> [Your task]: Reproduce the records below exactly, leaving out any pictures.

> [Provided records]:
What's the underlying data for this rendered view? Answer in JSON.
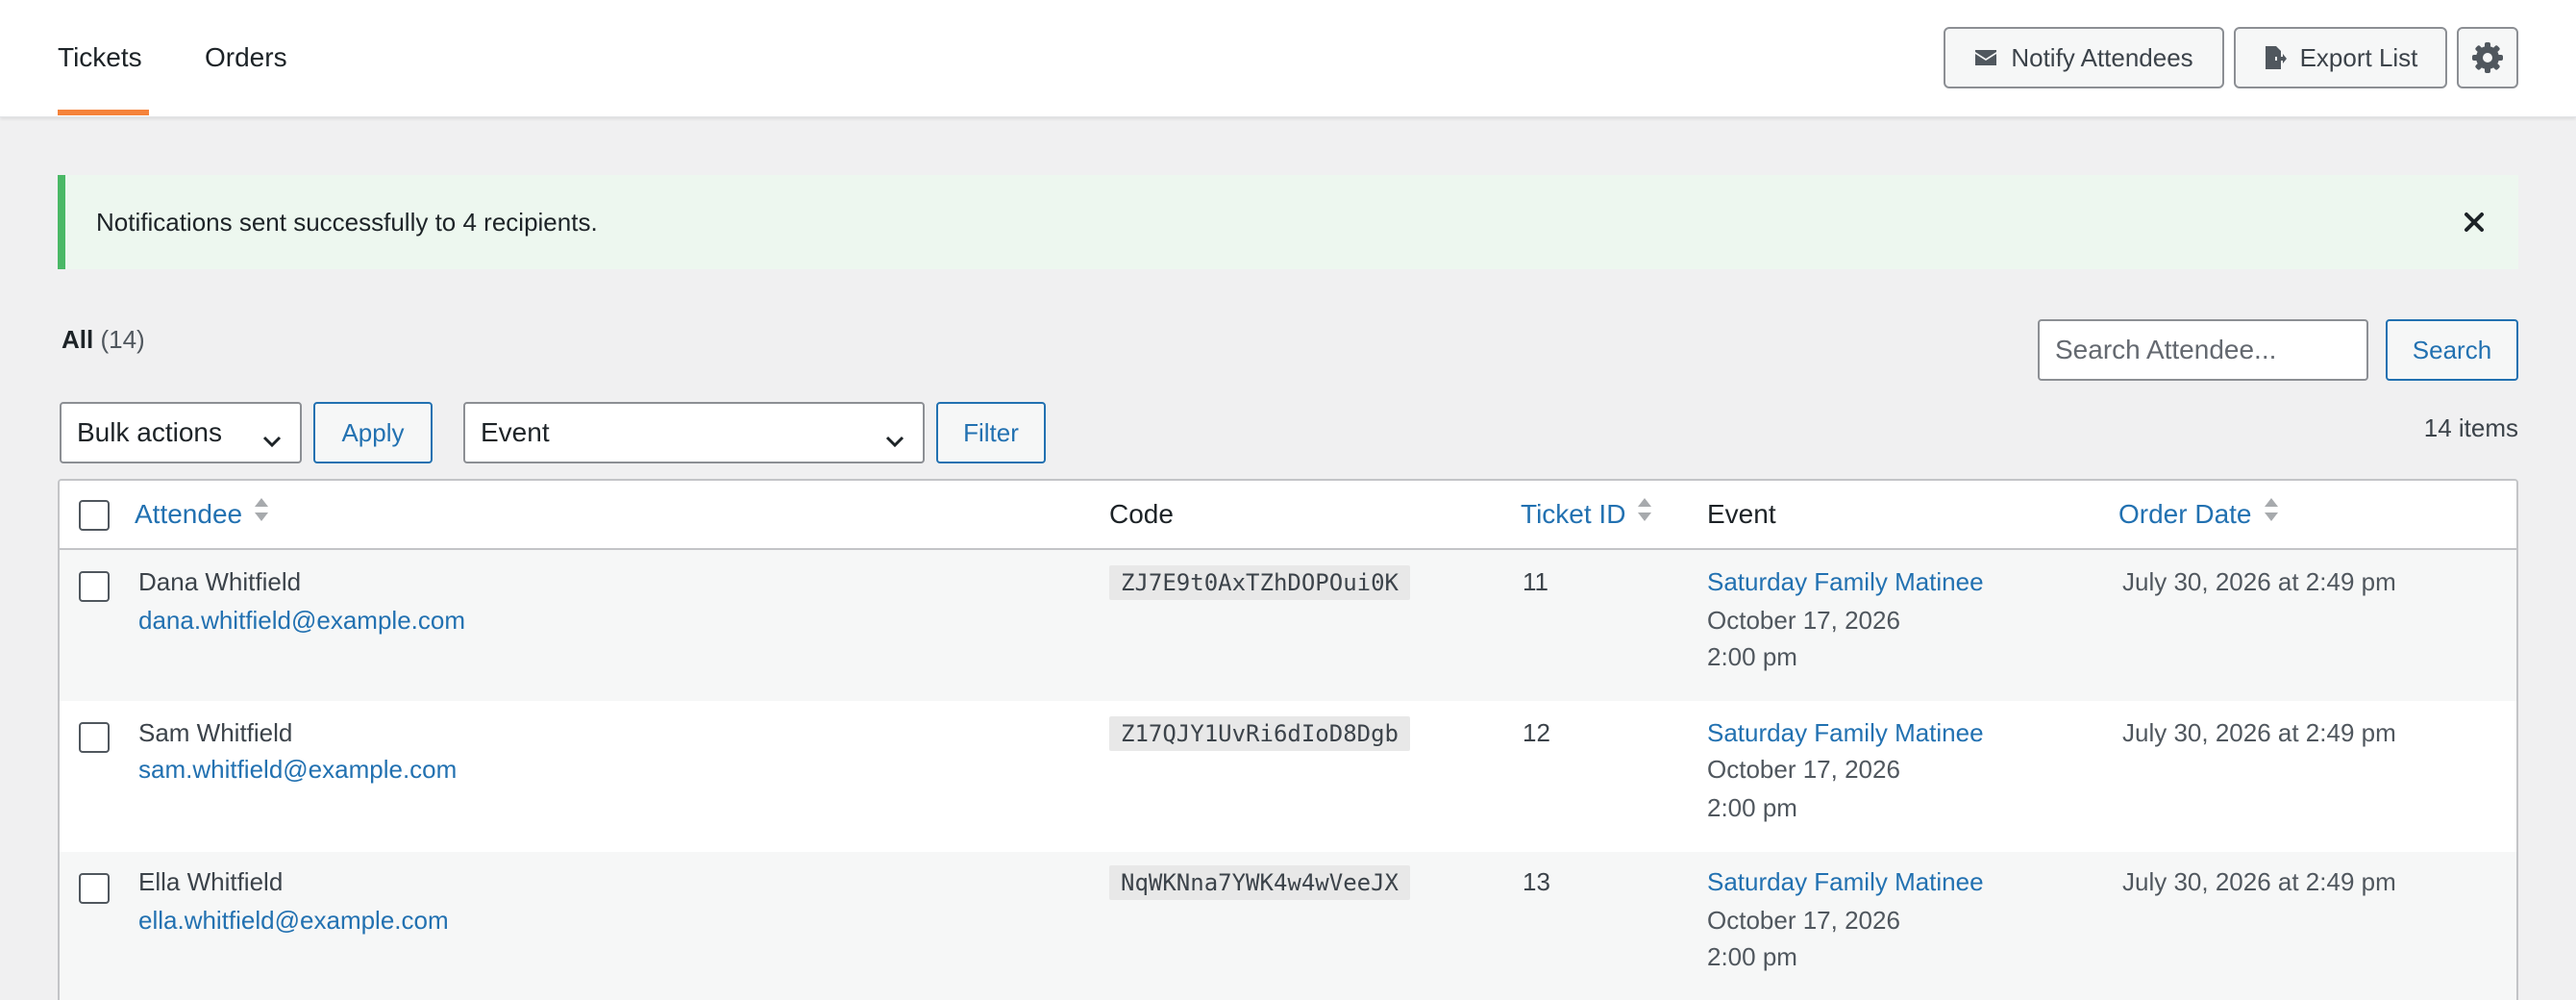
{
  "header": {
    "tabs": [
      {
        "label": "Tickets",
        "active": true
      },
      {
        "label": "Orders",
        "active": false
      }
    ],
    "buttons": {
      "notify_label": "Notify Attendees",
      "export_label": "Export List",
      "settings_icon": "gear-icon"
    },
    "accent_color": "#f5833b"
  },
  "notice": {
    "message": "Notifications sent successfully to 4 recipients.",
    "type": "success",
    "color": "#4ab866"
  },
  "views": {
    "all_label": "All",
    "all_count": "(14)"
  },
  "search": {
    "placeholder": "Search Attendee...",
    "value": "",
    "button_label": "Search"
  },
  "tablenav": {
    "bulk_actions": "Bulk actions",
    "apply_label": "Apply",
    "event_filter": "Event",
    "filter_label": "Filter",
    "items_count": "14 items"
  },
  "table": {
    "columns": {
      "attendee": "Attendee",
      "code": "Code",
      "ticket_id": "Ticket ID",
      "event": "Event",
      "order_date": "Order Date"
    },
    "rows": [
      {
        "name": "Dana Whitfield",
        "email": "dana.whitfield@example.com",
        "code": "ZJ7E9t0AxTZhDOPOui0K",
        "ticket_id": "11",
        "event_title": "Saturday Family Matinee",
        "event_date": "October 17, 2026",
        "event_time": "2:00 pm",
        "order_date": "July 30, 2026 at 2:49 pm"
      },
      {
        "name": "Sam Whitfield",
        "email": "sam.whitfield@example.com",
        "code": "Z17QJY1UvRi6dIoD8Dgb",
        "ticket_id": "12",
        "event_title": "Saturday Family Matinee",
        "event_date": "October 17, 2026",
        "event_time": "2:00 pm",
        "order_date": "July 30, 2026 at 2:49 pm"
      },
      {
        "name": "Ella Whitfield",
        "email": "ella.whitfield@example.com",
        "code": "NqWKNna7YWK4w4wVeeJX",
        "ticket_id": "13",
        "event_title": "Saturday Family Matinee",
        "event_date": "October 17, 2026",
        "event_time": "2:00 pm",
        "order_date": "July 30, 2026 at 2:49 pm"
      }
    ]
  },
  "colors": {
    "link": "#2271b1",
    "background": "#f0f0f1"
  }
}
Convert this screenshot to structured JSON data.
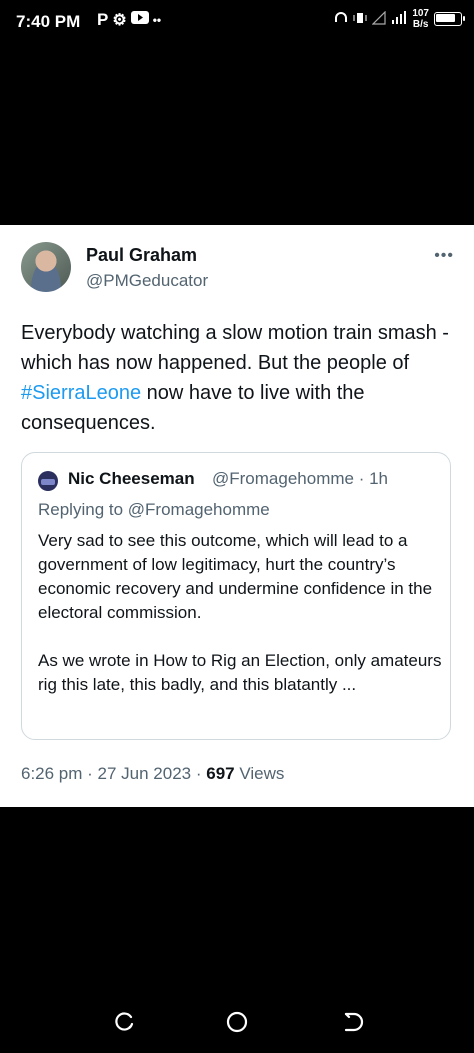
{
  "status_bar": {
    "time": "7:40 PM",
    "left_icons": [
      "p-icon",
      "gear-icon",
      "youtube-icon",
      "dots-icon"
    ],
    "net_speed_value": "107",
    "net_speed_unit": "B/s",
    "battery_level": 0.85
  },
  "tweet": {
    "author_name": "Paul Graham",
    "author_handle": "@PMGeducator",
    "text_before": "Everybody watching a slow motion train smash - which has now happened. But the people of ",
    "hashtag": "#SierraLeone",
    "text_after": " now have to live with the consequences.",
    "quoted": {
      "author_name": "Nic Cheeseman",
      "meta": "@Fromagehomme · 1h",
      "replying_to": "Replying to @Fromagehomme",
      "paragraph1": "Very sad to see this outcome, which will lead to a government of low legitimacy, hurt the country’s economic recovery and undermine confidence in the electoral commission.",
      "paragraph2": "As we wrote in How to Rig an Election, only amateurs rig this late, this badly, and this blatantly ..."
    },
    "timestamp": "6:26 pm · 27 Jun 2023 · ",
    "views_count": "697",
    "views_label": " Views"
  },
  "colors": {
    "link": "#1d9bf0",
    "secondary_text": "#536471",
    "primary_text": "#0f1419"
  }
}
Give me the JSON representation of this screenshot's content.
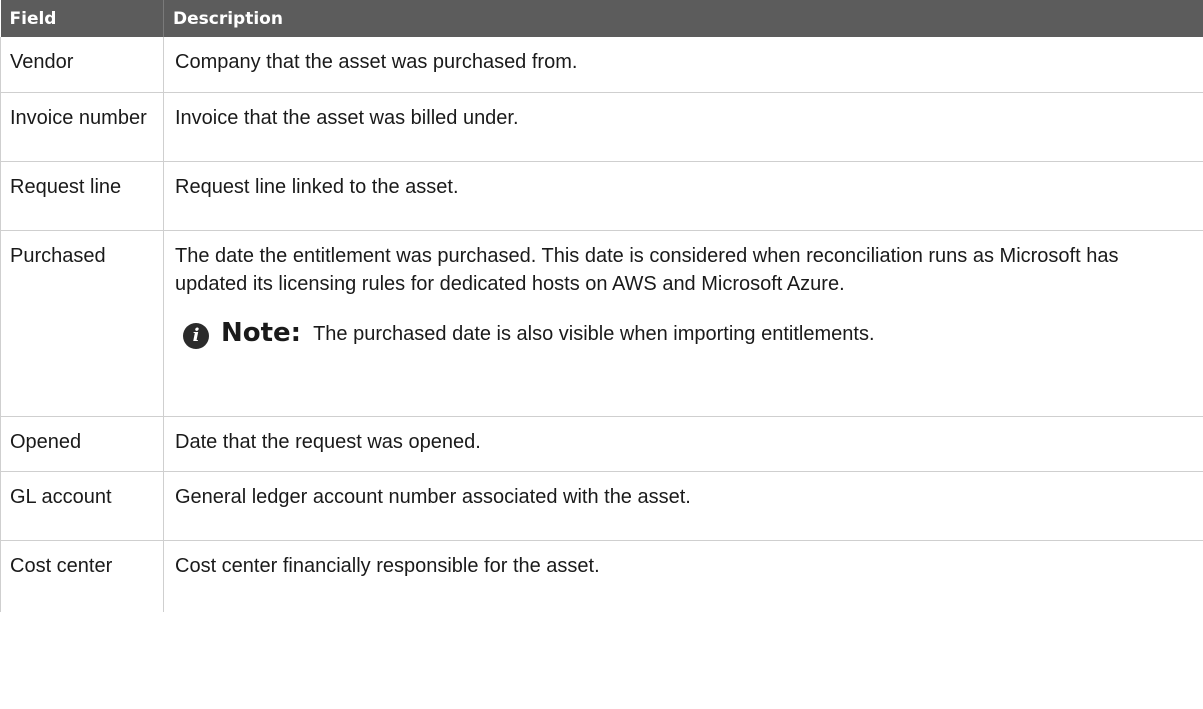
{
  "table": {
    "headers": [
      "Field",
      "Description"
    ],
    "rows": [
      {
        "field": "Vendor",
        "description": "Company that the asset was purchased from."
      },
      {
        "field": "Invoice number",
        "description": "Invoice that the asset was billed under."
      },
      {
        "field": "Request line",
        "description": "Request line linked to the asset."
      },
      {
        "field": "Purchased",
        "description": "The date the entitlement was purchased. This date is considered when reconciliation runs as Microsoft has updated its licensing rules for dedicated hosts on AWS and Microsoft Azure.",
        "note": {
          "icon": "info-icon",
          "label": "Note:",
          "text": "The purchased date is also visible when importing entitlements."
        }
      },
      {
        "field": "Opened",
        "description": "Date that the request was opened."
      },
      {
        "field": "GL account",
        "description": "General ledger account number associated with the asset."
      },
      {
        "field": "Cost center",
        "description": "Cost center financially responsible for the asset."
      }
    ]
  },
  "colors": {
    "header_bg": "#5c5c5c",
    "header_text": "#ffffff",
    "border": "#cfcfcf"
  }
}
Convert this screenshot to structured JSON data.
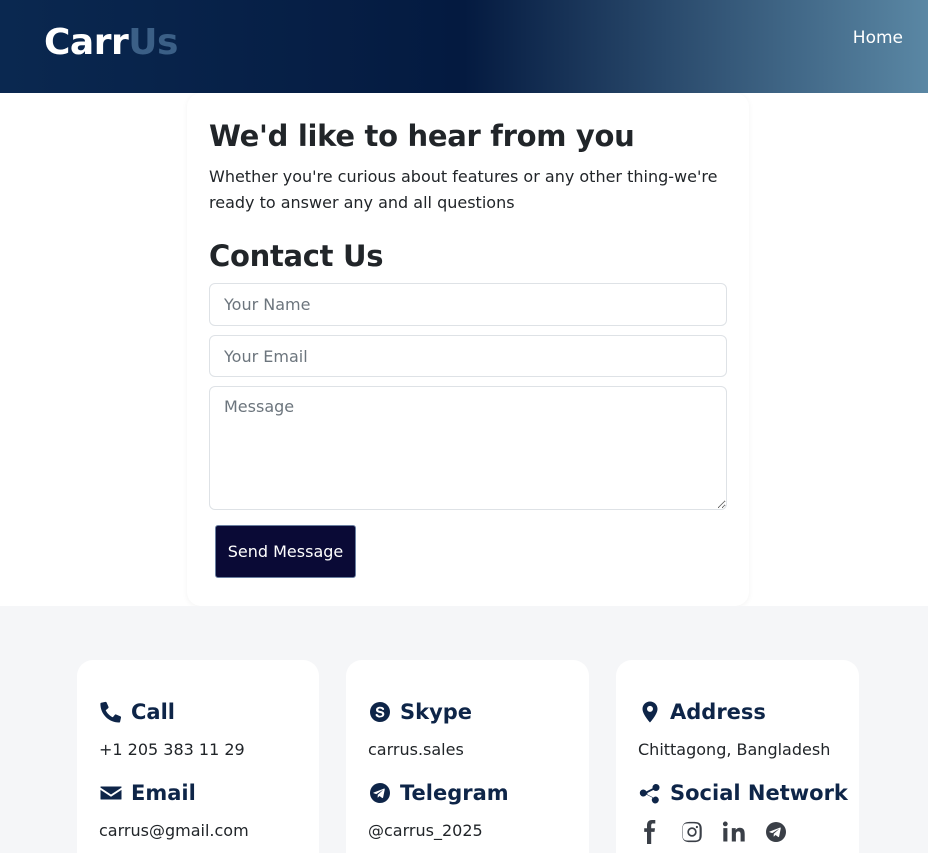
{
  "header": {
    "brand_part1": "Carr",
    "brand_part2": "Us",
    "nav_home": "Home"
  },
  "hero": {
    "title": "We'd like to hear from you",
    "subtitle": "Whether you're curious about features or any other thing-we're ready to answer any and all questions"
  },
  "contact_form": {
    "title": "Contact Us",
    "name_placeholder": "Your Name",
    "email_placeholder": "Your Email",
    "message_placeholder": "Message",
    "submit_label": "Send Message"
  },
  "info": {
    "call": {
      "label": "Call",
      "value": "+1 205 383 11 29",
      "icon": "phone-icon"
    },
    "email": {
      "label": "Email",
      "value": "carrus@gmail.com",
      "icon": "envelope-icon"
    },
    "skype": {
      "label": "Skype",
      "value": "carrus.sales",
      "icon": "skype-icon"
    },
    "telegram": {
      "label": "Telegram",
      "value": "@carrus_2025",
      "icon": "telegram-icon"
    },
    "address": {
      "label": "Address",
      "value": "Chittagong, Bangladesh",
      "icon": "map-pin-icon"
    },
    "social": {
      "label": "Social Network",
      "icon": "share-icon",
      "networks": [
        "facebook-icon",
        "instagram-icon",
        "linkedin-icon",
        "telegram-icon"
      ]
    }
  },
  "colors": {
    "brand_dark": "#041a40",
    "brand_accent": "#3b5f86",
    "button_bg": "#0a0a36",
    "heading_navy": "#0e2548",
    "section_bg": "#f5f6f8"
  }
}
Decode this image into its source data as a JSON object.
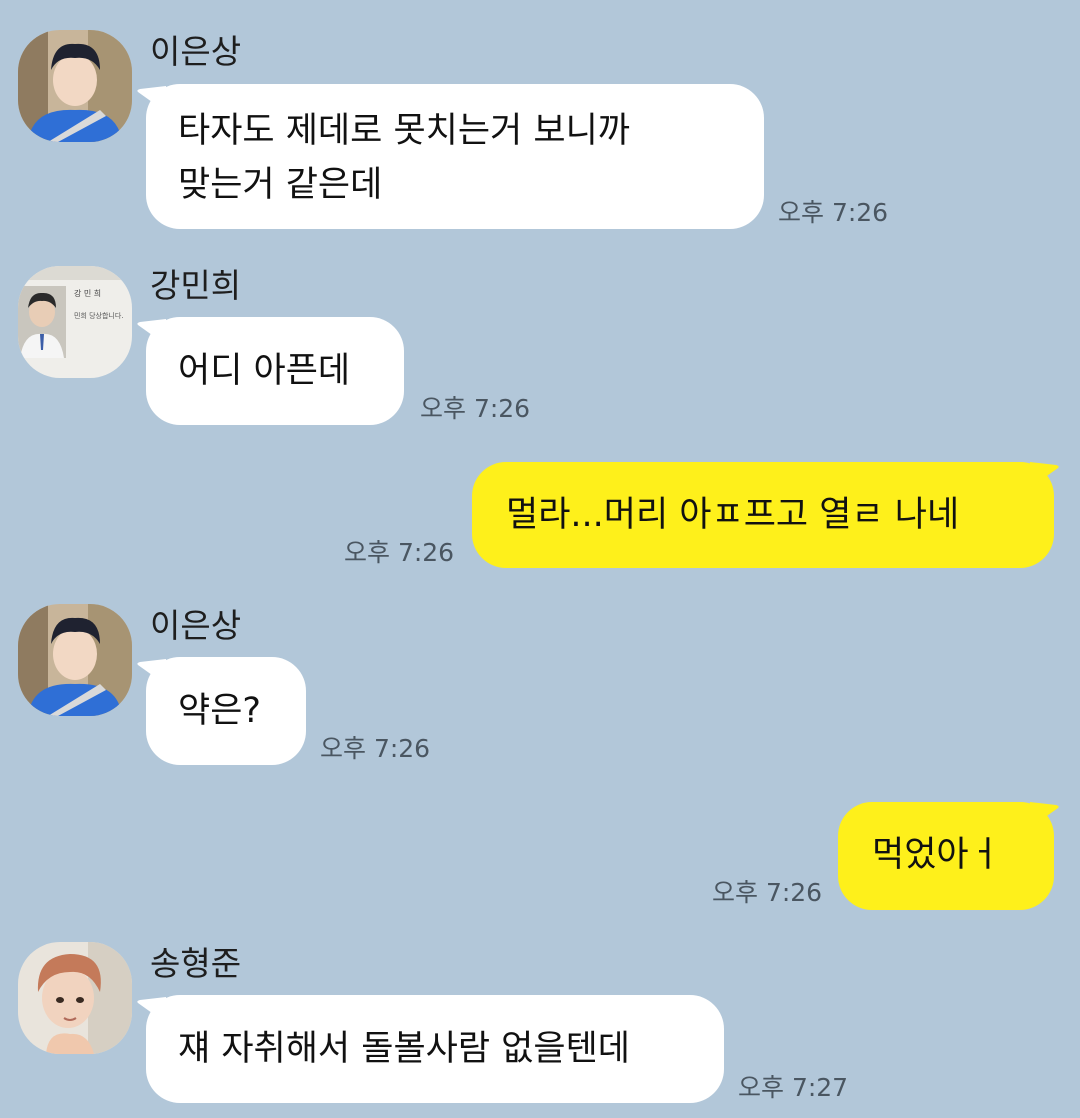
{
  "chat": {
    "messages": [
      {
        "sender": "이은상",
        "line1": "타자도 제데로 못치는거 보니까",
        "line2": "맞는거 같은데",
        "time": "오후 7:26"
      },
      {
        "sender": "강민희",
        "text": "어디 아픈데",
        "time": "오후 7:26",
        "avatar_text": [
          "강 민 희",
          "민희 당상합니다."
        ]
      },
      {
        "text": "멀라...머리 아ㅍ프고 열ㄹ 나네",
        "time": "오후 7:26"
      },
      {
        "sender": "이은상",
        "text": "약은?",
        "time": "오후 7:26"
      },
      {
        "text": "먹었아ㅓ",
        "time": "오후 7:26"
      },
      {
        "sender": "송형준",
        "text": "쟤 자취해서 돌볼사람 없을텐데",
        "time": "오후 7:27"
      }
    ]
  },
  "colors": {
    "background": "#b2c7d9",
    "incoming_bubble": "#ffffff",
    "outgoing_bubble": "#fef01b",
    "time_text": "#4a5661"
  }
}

> [The completed task]:
What's the underlying data for this rendered view? Answer in JSON.
{
  "header": {
    "tabs": [
      {
        "label": "Tickets",
        "active": true
      },
      {
        "label": "Orders",
        "active": false
      }
    ],
    "buttons": {
      "notify_label": "Notify Attendees",
      "export_label": "Export List",
      "settings_icon": "gear-icon"
    },
    "accent_color": "#f5833b"
  },
  "notice": {
    "message": "Notifications sent successfully to 4 recipients.",
    "type": "success",
    "color": "#4ab866"
  },
  "views": {
    "all_label": "All",
    "all_count": "(14)"
  },
  "search": {
    "placeholder": "Search Attendee...",
    "value": "",
    "button_label": "Search"
  },
  "tablenav": {
    "bulk_actions": "Bulk actions",
    "apply_label": "Apply",
    "event_filter": "Event",
    "filter_label": "Filter",
    "items_count": "14 items"
  },
  "table": {
    "columns": {
      "attendee": "Attendee",
      "code": "Code",
      "ticket_id": "Ticket ID",
      "event": "Event",
      "order_date": "Order Date"
    },
    "rows": [
      {
        "name": "Dana Whitfield",
        "email": "dana.whitfield@example.com",
        "code": "ZJ7E9t0AxTZhDOPOui0K",
        "ticket_id": "11",
        "event_title": "Saturday Family Matinee",
        "event_date": "October 17, 2026",
        "event_time": "2:00 pm",
        "order_date": "July 30, 2026 at 2:49 pm"
      },
      {
        "name": "Sam Whitfield",
        "email": "sam.whitfield@example.com",
        "code": "Z17QJY1UvRi6dIoD8Dgb",
        "ticket_id": "12",
        "event_title": "Saturday Family Matinee",
        "event_date": "October 17, 2026",
        "event_time": "2:00 pm",
        "order_date": "July 30, 2026 at 2:49 pm"
      },
      {
        "name": "Ella Whitfield",
        "email": "ella.whitfield@example.com",
        "code": "NqWKNna7YWK4w4wVeeJX",
        "ticket_id": "13",
        "event_title": "Saturday Family Matinee",
        "event_date": "October 17, 2026",
        "event_time": "2:00 pm",
        "order_date": "July 30, 2026 at 2:49 pm"
      }
    ]
  },
  "colors": {
    "link": "#2271b1",
    "background": "#f0f0f1"
  }
}
Convert this screenshot to structured JSON data.
{
  "status_bar": {
    "time": "7:40 PM",
    "left_icons": [
      "p-icon",
      "gear-icon",
      "youtube-icon",
      "dots-icon"
    ],
    "net_speed_value": "107",
    "net_speed_unit": "B/s",
    "battery_level": 0.85
  },
  "tweet": {
    "author_name": "Paul Graham",
    "author_handle": "@PMGeducator",
    "text_before": "Everybody watching a slow motion train smash - which has now happened. But the people of ",
    "hashtag": "#SierraLeone",
    "text_after": " now have to live with the consequences.",
    "quoted": {
      "author_name": "Nic Cheeseman",
      "meta": "@Fromagehomme · 1h",
      "replying_to": "Replying to @Fromagehomme",
      "paragraph1": "Very sad to see this outcome, which will lead to a government of low legitimacy, hurt the country’s economic recovery and undermine confidence in the electoral commission.",
      "paragraph2": "As we wrote in How to Rig an Election, only amateurs rig this late, this badly, and this blatantly ..."
    },
    "timestamp": "6:26 pm · 27 Jun 2023 · ",
    "views_count": "697",
    "views_label": " Views"
  },
  "colors": {
    "link": "#1d9bf0",
    "secondary_text": "#536471",
    "primary_text": "#0f1419"
  }
}
Give me the JSON representation of this screenshot's content.
{
  "table": {
    "headers": [
      "Field",
      "Description"
    ],
    "rows": [
      {
        "field": "Vendor",
        "description": "Company that the asset was purchased from."
      },
      {
        "field": "Invoice number",
        "description": "Invoice that the asset was billed under."
      },
      {
        "field": "Request line",
        "description": "Request line linked to the asset."
      },
      {
        "field": "Purchased",
        "description": "The date the entitlement was purchased. This date is considered when reconciliation runs as Microsoft has updated its licensing rules for dedicated hosts on AWS and Microsoft Azure.",
        "note": {
          "icon": "info-icon",
          "label": "Note:",
          "text": "The purchased date is also visible when importing entitlements."
        }
      },
      {
        "field": "Opened",
        "description": "Date that the request was opened."
      },
      {
        "field": "GL account",
        "description": "General ledger account number associated with the asset."
      },
      {
        "field": "Cost center",
        "description": "Cost center financially responsible for the asset."
      }
    ]
  },
  "colors": {
    "header_bg": "#5c5c5c",
    "header_text": "#ffffff",
    "border": "#cfcfcf"
  }
}
Convert this screenshot to structured JSON data.
{
  "header": {
    "brand_part1": "Carr",
    "brand_part2": "Us",
    "nav_home": "Home"
  },
  "hero": {
    "title": "We'd like to hear from you",
    "subtitle": "Whether you're curious about features or any other thing-we're ready to answer any and all questions"
  },
  "contact_form": {
    "title": "Contact Us",
    "name_placeholder": "Your Name",
    "email_placeholder": "Your Email",
    "message_placeholder": "Message",
    "submit_label": "Send Message"
  },
  "info": {
    "call": {
      "label": "Call",
      "value": "+1 205 383 11 29",
      "icon": "phone-icon"
    },
    "email": {
      "label": "Email",
      "value": "carrus@gmail.com",
      "icon": "envelope-icon"
    },
    "skype": {
      "label": "Skype",
      "value": "carrus.sales",
      "icon": "skype-icon"
    },
    "telegram": {
      "label": "Telegram",
      "value": "@carrus_2025",
      "icon": "telegram-icon"
    },
    "address": {
      "label": "Address",
      "value": "Chittagong, Bangladesh",
      "icon": "map-pin-icon"
    },
    "social": {
      "label": "Social Network",
      "icon": "share-icon",
      "networks": [
        "facebook-icon",
        "instagram-icon",
        "linkedin-icon",
        "telegram-icon"
      ]
    }
  },
  "colors": {
    "brand_dark": "#041a40",
    "brand_accent": "#3b5f86",
    "button_bg": "#0a0a36",
    "heading_navy": "#0e2548",
    "section_bg": "#f5f6f8"
  }
}
Decode this image into its source data as a JSON object.
{
  "chat": {
    "messages": [
      {
        "sender": "이은상",
        "line1": "타자도 제데로 못치는거 보니까",
        "line2": "맞는거 같은데",
        "time": "오후 7:26"
      },
      {
        "sender": "강민희",
        "text": "어디 아픈데",
        "time": "오후 7:26",
        "avatar_text": [
          "강 민 희",
          "민희 당상합니다."
        ]
      },
      {
        "text": "멀라...머리 아ㅍ프고 열ㄹ 나네",
        "time": "오후 7:26"
      },
      {
        "sender": "이은상",
        "text": "약은?",
        "time": "오후 7:26"
      },
      {
        "text": "먹었아ㅓ",
        "time": "오후 7:26"
      },
      {
        "sender": "송형준",
        "text": "쟤 자취해서 돌볼사람 없을텐데",
        "time": "오후 7:27"
      }
    ]
  },
  "colors": {
    "background": "#b2c7d9",
    "incoming_bubble": "#ffffff",
    "outgoing_bubble": "#fef01b",
    "time_text": "#4a5661"
  }
}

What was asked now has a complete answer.